(Stored records)
----------
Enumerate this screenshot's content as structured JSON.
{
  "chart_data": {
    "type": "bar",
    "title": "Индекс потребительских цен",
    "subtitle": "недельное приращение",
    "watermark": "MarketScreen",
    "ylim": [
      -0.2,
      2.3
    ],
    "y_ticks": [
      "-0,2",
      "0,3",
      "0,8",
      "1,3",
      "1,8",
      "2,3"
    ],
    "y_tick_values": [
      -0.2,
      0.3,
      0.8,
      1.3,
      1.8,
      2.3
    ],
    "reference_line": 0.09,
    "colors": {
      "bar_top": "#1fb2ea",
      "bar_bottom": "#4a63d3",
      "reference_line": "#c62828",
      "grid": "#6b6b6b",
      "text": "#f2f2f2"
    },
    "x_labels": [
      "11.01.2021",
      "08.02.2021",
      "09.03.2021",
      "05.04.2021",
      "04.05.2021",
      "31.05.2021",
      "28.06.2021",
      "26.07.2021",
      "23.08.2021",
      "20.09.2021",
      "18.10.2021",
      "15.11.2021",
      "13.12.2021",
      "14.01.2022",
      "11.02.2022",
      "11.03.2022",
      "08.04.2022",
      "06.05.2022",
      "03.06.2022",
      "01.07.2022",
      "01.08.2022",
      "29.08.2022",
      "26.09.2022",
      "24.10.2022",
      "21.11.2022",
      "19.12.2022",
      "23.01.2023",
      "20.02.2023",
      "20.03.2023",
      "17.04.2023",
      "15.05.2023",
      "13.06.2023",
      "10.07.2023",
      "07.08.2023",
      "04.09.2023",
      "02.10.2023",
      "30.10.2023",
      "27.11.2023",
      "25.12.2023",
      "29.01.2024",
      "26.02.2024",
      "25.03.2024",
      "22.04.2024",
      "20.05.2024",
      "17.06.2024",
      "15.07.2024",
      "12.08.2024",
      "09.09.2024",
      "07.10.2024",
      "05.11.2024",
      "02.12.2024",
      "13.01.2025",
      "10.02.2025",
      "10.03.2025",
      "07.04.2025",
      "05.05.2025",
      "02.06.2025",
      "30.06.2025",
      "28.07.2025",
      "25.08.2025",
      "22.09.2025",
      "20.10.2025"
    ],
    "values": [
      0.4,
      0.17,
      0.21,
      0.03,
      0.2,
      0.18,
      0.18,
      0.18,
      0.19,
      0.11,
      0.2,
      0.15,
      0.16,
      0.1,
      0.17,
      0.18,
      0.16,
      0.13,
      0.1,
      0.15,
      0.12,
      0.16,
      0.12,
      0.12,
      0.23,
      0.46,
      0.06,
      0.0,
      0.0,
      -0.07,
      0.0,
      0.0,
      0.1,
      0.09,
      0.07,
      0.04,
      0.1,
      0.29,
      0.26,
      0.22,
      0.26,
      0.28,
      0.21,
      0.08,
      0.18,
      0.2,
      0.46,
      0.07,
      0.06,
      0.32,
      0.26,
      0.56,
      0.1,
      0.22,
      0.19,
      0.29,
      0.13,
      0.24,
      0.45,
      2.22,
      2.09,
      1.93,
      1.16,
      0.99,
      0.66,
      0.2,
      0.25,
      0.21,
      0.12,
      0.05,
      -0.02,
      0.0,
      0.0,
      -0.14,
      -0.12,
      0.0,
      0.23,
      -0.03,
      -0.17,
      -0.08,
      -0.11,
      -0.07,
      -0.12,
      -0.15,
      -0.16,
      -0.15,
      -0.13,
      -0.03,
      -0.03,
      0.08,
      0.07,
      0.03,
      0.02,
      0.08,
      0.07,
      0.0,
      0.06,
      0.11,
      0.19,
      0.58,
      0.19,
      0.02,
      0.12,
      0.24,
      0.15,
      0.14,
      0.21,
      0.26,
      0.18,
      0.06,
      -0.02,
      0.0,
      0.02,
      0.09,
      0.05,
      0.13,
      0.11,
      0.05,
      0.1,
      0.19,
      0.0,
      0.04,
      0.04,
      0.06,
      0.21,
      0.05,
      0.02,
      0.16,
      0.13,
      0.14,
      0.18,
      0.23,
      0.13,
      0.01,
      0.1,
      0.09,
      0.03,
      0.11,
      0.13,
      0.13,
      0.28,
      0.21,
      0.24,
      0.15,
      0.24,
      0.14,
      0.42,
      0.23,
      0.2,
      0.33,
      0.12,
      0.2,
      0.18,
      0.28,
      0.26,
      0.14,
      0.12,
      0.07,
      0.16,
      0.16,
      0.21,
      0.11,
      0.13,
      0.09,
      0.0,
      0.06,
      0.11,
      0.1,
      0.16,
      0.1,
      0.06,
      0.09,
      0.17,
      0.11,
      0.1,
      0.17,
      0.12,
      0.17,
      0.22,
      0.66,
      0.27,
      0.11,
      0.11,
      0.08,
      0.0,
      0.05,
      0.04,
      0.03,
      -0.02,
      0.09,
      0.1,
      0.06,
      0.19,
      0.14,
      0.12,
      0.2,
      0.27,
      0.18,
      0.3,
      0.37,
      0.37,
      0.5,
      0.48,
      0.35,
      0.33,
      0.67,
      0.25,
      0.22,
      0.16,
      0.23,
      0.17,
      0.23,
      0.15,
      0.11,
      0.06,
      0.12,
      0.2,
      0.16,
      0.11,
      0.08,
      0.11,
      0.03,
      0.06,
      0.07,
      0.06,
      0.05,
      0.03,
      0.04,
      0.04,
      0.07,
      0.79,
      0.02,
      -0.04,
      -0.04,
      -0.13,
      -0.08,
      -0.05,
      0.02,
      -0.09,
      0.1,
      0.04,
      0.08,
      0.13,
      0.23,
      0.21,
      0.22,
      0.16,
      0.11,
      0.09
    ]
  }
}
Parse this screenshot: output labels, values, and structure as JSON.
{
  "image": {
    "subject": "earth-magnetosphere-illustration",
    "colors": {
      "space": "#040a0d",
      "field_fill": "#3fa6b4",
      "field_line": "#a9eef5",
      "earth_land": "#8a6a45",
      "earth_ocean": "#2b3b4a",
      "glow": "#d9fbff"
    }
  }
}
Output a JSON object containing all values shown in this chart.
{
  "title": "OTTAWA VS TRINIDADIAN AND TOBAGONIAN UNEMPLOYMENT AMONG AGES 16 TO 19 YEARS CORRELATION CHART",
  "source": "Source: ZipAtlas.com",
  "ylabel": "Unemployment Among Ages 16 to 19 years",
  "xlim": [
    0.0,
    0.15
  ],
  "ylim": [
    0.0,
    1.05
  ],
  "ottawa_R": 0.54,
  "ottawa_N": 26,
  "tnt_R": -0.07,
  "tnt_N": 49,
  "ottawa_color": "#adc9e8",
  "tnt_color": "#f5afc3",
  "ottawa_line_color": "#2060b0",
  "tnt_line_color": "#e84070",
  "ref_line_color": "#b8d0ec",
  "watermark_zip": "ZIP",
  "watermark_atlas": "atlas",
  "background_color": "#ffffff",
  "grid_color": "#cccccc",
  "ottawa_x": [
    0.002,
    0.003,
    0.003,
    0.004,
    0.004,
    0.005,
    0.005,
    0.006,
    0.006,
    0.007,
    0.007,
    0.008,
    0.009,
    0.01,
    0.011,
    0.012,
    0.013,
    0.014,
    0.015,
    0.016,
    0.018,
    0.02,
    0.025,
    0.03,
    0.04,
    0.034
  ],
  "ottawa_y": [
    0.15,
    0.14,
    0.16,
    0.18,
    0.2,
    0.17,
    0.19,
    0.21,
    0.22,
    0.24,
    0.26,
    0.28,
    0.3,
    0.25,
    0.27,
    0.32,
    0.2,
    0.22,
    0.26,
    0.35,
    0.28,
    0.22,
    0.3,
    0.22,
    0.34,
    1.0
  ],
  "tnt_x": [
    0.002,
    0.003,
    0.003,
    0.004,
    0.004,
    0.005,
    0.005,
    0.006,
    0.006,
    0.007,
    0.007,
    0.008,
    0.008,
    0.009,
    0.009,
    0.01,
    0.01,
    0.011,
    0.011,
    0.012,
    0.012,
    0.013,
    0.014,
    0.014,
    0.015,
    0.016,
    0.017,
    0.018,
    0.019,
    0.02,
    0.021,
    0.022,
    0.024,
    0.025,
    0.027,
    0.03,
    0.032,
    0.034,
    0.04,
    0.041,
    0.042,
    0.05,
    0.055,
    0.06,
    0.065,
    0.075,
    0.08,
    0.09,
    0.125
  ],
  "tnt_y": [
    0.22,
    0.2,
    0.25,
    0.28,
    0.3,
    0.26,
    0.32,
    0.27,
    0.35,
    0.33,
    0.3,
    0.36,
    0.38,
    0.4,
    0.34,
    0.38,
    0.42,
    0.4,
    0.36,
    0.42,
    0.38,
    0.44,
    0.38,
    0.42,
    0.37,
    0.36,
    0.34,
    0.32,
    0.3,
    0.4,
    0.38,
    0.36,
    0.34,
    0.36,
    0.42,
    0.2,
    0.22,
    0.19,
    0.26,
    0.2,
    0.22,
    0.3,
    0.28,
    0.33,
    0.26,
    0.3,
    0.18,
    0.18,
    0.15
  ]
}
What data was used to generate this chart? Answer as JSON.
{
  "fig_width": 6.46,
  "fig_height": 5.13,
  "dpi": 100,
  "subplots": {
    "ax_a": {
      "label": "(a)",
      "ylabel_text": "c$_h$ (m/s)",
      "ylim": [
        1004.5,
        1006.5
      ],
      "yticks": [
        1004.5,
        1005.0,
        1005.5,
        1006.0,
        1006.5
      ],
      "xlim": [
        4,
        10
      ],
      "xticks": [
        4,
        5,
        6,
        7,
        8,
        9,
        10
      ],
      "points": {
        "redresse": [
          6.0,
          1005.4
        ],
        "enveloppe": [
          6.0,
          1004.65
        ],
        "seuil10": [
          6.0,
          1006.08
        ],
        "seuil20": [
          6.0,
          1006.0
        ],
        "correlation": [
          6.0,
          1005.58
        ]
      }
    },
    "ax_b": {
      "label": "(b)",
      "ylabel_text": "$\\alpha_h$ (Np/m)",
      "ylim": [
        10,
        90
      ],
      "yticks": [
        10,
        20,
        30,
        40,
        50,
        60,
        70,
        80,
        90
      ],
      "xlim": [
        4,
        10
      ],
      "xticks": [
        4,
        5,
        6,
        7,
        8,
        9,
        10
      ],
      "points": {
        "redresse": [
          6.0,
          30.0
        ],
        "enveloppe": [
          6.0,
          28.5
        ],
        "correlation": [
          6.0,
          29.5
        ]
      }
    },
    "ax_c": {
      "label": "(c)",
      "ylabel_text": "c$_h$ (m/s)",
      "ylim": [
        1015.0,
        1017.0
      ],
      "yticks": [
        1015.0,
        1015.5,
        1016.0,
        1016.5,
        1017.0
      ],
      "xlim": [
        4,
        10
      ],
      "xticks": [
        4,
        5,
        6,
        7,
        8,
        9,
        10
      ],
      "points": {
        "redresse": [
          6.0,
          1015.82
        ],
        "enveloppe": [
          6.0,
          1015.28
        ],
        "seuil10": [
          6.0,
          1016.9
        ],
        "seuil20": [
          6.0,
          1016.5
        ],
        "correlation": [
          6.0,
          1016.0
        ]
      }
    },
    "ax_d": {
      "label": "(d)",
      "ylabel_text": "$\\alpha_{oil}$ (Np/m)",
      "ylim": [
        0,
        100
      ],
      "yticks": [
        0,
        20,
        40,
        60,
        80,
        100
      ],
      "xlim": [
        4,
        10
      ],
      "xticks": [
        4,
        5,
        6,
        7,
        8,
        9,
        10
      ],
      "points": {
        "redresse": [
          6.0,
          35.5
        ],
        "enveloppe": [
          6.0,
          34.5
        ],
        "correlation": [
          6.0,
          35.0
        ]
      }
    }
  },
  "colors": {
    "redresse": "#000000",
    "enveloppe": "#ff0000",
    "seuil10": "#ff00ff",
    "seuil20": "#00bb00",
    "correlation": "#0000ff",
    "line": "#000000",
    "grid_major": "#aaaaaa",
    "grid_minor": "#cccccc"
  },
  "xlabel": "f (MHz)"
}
----------
Your task is to list each line of the records with the word "screenshot".

Enumerate this screenshot's content as structured JSON.
Parse this screenshot: output labels, values, and structure as JSON.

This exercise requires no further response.